** Start of RECORD EXCERPTS **
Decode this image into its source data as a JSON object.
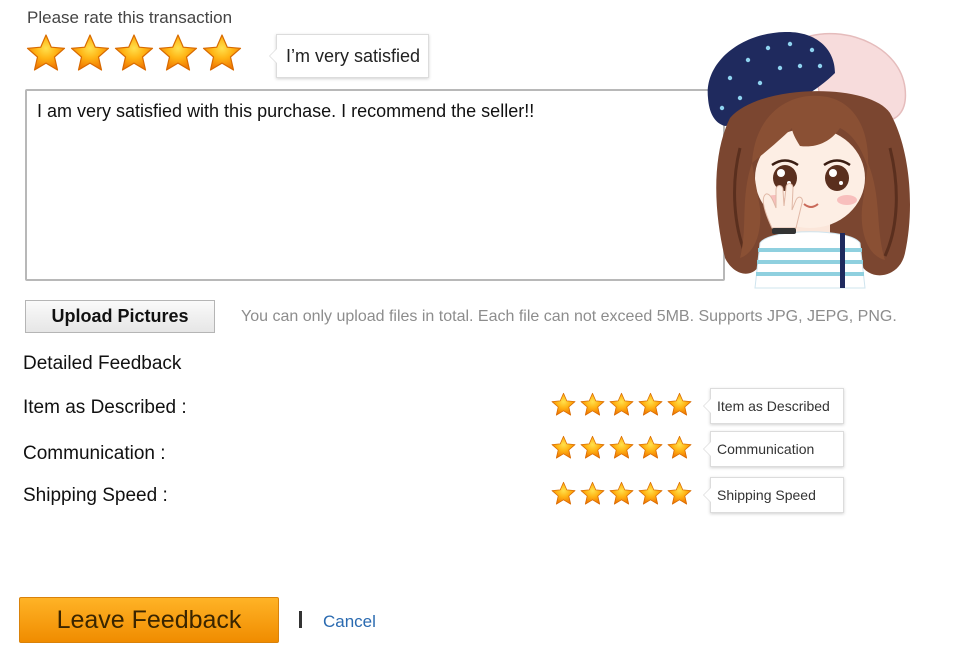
{
  "rating": {
    "prompt": "Please rate this transaction",
    "stars_total": 5,
    "stars_filled": 5,
    "tooltip": "I’m very satisfied"
  },
  "feedback": {
    "text": "I am very satisfied with this purchase. I recommend the seller!!"
  },
  "upload": {
    "button_label": "Upload Pictures",
    "note": "You can only upload files in total. Each file can not exceed 5MB. Supports JPG, JEPG, PNG."
  },
  "detailed": {
    "heading": "Detailed Feedback",
    "rows": [
      {
        "label": "Item as Described :",
        "tooltip": "Item as Described",
        "stars_filled": 5,
        "stars_total": 5
      },
      {
        "label": "Communication :",
        "tooltip": "Communication",
        "stars_filled": 5,
        "stars_total": 5
      },
      {
        "label": "Shipping Speed :",
        "tooltip": "Shipping Speed",
        "stars_filled": 5,
        "stars_total": 5
      }
    ]
  },
  "actions": {
    "submit_label": "Leave Feedback",
    "cancel_label": "Cancel"
  },
  "colors": {
    "star_light": "#ffc21a",
    "star_dark": "#f07d00",
    "button_orange": "#f7a010",
    "link_blue": "#2a6ab0"
  },
  "icons": {
    "star": "star-icon",
    "illustration": "cartoon-girl-illustration"
  }
}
** End of RECORD EXCERPTS **
Using the entries above, return each line in which the word "satisfied" occurs.

    "tooltip": "I’m very satisfied"
    "text": "I am very satisfied with this purchase. I recommend the seller!!"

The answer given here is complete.